Copy each line of the listing below exactly.

[The records start]

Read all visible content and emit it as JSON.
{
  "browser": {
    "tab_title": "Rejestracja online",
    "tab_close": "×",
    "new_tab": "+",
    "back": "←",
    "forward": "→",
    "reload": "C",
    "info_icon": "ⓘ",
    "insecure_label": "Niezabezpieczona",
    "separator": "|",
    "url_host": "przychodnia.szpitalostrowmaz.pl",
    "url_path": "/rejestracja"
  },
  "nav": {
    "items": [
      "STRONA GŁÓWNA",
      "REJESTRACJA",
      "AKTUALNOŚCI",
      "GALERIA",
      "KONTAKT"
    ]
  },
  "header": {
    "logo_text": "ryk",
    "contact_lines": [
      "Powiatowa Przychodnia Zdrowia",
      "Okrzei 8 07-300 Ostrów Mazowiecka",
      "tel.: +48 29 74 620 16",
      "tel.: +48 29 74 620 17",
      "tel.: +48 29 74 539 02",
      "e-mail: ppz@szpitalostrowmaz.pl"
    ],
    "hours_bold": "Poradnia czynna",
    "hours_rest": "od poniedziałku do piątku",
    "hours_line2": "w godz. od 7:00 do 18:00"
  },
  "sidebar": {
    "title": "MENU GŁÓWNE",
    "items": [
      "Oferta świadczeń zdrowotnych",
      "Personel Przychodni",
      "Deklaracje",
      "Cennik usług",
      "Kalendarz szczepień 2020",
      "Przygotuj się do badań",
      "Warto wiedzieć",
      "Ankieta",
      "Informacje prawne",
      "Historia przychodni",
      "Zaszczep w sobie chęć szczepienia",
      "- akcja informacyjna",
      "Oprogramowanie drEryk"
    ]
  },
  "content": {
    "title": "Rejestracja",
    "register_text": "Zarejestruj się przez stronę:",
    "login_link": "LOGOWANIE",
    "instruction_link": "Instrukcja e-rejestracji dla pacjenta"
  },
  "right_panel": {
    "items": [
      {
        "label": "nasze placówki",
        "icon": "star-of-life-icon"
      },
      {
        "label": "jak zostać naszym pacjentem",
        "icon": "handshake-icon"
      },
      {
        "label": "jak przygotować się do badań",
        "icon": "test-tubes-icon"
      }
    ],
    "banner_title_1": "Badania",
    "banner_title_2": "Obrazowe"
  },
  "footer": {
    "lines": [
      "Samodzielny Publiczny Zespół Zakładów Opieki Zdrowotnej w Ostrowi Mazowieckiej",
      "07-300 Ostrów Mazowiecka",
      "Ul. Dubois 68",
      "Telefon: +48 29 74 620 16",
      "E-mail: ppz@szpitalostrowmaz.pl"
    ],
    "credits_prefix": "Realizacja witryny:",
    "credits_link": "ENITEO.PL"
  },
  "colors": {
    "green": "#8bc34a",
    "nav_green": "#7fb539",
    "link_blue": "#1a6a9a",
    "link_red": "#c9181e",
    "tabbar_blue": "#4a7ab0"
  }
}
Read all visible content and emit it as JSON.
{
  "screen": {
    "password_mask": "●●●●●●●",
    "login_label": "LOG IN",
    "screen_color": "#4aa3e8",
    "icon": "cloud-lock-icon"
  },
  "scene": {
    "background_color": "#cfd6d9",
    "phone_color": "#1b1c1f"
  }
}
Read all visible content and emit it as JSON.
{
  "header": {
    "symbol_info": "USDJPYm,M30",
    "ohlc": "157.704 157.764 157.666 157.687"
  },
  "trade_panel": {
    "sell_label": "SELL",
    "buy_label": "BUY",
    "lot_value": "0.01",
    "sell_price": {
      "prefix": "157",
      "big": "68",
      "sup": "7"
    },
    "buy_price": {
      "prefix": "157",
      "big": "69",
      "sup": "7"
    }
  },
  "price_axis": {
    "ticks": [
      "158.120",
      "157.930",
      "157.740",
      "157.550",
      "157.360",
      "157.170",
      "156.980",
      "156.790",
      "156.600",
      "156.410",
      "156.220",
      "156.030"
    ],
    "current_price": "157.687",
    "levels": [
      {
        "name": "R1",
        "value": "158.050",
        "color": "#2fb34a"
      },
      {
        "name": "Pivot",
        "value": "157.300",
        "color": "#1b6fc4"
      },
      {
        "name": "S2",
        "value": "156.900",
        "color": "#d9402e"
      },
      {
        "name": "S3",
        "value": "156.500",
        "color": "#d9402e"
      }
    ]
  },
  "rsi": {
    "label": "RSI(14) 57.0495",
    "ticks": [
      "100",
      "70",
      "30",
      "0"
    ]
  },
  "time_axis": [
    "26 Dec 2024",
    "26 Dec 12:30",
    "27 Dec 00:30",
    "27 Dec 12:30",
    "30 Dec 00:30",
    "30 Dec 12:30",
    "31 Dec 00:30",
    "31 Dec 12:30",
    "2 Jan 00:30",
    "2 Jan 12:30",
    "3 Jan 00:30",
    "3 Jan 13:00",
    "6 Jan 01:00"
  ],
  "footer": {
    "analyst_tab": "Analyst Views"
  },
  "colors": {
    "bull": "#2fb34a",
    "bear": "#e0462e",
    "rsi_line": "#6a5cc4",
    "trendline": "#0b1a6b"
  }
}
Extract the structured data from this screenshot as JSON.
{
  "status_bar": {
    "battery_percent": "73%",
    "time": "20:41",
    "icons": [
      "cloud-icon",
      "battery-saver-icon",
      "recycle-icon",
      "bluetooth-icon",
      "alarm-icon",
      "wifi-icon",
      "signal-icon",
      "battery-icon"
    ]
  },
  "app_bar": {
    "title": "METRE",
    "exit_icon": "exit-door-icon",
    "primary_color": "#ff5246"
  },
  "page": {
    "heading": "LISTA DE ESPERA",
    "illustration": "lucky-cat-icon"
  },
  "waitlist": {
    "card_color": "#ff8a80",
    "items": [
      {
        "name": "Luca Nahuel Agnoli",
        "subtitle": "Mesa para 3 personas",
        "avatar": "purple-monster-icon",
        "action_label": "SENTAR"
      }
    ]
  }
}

[The records end]

*Correct answer:*
Read all visible content and emit it as JSON.
{
  "browser": {
    "tab_title": "Rejestracja online",
    "tab_close": "×",
    "new_tab": "+",
    "back": "←",
    "forward": "→",
    "reload": "C",
    "info_icon": "ⓘ",
    "insecure_label": "Niezabezpieczona",
    "separator": "|",
    "url_host": "przychodnia.szpitalostrowmaz.pl",
    "url_path": "/rejestracja"
  },
  "nav": {
    "items": [
      "STRONA GŁÓWNA",
      "REJESTRACJA",
      "AKTUALNOŚCI",
      "GALERIA",
      "KONTAKT"
    ]
  },
  "header": {
    "logo_text": "ryk",
    "contact_lines": [
      "Powiatowa Przychodnia Zdrowia",
      "Okrzei 8 07-300 Ostrów Mazowiecka",
      "tel.: +48 29 74 620 16",
      "tel.: +48 29 74 620 17",
      "tel.: +48 29 74 539 02",
      "e-mail: ppz@szpitalostrowmaz.pl"
    ],
    "hours_bold": "Poradnia czynna",
    "hours_rest": "od poniedziałku do piątku",
    "hours_line2": "w godz. od 7:00 do 18:00"
  },
  "sidebar": {
    "title": "MENU GŁÓWNE",
    "items": [
      "Oferta świadczeń zdrowotnych",
      "Personel Przychodni",
      "Deklaracje",
      "Cennik usług",
      "Kalendarz szczepień 2020",
      "Przygotuj się do badań",
      "Warto wiedzieć",
      "Ankieta",
      "Informacje prawne",
      "Historia przychodni",
      "Zaszczep w sobie chęć szczepienia",
      "- akcja informacyjna",
      "Oprogramowanie drEryk"
    ]
  },
  "content": {
    "title": "Rejestracja",
    "register_text": "Zarejestruj się przez stronę:",
    "login_link": "LOGOWANIE",
    "instruction_link": "Instrukcja e-rejestracji dla pacjenta"
  },
  "right_panel": {
    "items": [
      {
        "label": "nasze placówki",
        "icon": "star-of-life-icon"
      },
      {
        "label": "jak zostać naszym pacjentem",
        "icon": "handshake-icon"
      },
      {
        "label": "jak przygotować się do badań",
        "icon": "test-tubes-icon"
      }
    ],
    "banner_title_1": "Badania",
    "banner_title_2": "Obrazowe"
  },
  "footer": {
    "lines": [
      "Samodzielny Publiczny Zespół Zakładów Opieki Zdrowotnej w Ostrowi Mazowieckiej",
      "07-300 Ostrów Mazowiecka",
      "Ul. Dubois 68",
      "Telefon: +48 29 74 620 16",
      "E-mail: ppz@szpitalostrowmaz.pl"
    ],
    "credits_prefix": "Realizacja witryny:",
    "credits_link": "ENITEO.PL"
  },
  "colors": {
    "green": "#8bc34a",
    "nav_green": "#7fb539",
    "link_blue": "#1a6a9a",
    "link_red": "#c9181e",
    "tabbar_blue": "#4a7ab0"
  }
}
Read all visible content and emit it as JSON.
{
  "screen": {
    "password_mask": "●●●●●●●",
    "login_label": "LOG IN",
    "screen_color": "#4aa3e8",
    "icon": "cloud-lock-icon"
  },
  "scene": {
    "background_color": "#cfd6d9",
    "phone_color": "#1b1c1f"
  }
}
Read all visible content and emit it as JSON.
{
  "header": {
    "symbol_info": "USDJPYm,M30",
    "ohlc": "157.704 157.764 157.666 157.687"
  },
  "trade_panel": {
    "sell_label": "SELL",
    "buy_label": "BUY",
    "lot_value": "0.01",
    "sell_price": {
      "prefix": "157",
      "big": "68",
      "sup": "7"
    },
    "buy_price": {
      "prefix": "157",
      "big": "69",
      "sup": "7"
    }
  },
  "price_axis": {
    "ticks": [
      "158.120",
      "157.930",
      "157.740",
      "157.550",
      "157.360",
      "157.170",
      "156.980",
      "156.790",
      "156.600",
      "156.410",
      "156.220",
      "156.030"
    ],
    "current_price": "157.687",
    "levels": [
      {
        "name": "R1",
        "value": "158.050",
        "color": "#2fb34a"
      },
      {
        "name": "Pivot",
        "value": "157.300",
        "color": "#1b6fc4"
      },
      {
        "name": "S2",
        "value": "156.900",
        "color": "#d9402e"
      },
      {
        "name": "S3",
        "value": "156.500",
        "color": "#d9402e"
      }
    ]
  },
  "rsi": {
    "label": "RSI(14) 57.0495",
    "ticks": [
      "100",
      "70",
      "30",
      "0"
    ]
  },
  "time_axis": [
    "26 Dec 2024",
    "26 Dec 12:30",
    "27 Dec 00:30",
    "27 Dec 12:30",
    "30 Dec 00:30",
    "30 Dec 12:30",
    "31 Dec 00:30",
    "31 Dec 12:30",
    "2 Jan 00:30",
    "2 Jan 12:30",
    "3 Jan 00:30",
    "3 Jan 13:00",
    "6 Jan 01:00"
  ],
  "footer": {
    "analyst_tab": "Analyst Views"
  },
  "colors": {
    "bull": "#2fb34a",
    "bear": "#e0462e",
    "rsi_line": "#6a5cc4",
    "trendline": "#0b1a6b"
  }
}
Extract the structured data from this screenshot as JSON.
{
  "status_bar": {
    "battery_percent": "73%",
    "time": "20:41",
    "icons": [
      "cloud-icon",
      "battery-saver-icon",
      "recycle-icon",
      "bluetooth-icon",
      "alarm-icon",
      "wifi-icon",
      "signal-icon",
      "battery-icon"
    ]
  },
  "app_bar": {
    "title": "METRE",
    "exit_icon": "exit-door-icon",
    "primary_color": "#ff5246"
  },
  "page": {
    "heading": "LISTA DE ESPERA",
    "illustration": "lucky-cat-icon"
  },
  "waitlist": {
    "card_color": "#ff8a80",
    "items": [
      {
        "name": "Luca Nahuel Agnoli",
        "subtitle": "Mesa para 3 personas",
        "avatar": "purple-monster-icon",
        "action_label": "SENTAR"
      }
    ]
  }
}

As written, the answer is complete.